Review the lines that follow and copy each one that contains the word "text".

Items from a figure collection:
___
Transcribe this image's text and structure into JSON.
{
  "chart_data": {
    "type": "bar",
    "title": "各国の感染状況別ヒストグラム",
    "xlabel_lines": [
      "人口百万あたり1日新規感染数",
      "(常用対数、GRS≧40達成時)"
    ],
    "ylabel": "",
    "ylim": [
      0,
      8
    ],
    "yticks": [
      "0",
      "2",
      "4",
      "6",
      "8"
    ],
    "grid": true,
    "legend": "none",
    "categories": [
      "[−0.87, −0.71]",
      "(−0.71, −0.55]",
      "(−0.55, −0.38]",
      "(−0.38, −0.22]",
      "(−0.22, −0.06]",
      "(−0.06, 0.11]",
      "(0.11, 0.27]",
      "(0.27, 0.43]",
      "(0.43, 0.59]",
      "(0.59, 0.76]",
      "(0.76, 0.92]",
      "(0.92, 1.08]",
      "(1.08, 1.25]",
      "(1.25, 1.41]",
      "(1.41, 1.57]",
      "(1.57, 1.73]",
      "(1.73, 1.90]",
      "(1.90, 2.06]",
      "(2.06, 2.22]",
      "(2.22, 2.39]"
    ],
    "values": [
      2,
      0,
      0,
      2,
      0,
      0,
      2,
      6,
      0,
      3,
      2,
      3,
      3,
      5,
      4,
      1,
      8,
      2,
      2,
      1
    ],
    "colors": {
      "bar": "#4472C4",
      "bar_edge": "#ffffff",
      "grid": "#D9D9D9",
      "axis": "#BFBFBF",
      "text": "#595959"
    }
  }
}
___
### THE OUTPUT
Transcribe this image's text and structure into JSON.
      "text": "#595959"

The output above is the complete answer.